> _Material for this exercise_:
#####

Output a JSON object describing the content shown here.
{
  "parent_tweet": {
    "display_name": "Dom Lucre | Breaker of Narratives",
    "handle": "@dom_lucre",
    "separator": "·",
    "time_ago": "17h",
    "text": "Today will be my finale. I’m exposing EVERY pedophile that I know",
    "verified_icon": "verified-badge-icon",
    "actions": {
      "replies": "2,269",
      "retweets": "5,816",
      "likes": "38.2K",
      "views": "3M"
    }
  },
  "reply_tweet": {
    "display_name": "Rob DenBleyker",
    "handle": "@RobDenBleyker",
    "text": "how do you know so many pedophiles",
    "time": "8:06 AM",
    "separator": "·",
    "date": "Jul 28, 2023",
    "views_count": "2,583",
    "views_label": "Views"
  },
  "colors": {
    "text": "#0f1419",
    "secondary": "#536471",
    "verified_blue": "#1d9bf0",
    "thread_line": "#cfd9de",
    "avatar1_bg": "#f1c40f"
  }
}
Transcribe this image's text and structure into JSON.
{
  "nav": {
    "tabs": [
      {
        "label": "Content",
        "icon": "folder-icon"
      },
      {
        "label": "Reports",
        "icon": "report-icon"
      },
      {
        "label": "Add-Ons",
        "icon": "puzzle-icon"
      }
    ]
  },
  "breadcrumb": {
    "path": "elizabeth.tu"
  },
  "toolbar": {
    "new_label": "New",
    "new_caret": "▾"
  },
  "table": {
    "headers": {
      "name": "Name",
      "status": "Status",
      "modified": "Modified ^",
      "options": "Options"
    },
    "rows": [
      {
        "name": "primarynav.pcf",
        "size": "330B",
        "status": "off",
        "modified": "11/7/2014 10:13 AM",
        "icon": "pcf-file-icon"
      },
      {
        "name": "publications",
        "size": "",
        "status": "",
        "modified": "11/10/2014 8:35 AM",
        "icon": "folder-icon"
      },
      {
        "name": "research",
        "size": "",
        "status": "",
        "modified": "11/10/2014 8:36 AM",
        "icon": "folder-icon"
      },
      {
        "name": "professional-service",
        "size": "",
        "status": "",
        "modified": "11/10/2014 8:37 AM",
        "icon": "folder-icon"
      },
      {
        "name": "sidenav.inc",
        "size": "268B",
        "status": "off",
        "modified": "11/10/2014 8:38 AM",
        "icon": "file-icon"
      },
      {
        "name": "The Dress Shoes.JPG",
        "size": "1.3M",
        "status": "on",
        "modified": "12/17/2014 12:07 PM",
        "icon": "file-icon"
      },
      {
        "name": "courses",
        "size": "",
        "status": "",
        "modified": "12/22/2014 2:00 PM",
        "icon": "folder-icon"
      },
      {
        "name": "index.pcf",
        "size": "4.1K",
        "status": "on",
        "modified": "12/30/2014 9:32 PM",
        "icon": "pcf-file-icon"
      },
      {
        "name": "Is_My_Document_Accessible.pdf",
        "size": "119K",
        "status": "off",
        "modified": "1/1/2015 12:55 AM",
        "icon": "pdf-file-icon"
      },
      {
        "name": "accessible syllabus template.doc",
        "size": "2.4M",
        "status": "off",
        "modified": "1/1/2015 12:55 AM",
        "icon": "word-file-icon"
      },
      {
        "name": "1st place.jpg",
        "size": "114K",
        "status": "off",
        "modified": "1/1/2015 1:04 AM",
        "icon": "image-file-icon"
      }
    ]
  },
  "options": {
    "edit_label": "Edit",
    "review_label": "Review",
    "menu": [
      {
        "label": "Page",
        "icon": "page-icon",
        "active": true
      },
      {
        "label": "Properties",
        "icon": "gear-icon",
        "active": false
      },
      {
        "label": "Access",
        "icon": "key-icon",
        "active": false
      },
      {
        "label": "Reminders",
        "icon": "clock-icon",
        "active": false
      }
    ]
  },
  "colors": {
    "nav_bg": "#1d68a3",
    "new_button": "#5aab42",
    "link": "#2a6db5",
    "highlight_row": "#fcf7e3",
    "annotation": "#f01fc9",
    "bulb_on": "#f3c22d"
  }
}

#####

> _Set task_: Copy every line in the records above that contains the word "handle".

> _The solution_:
    "handle": "@dom_lucre",
    "handle": "@RobDenBleyker",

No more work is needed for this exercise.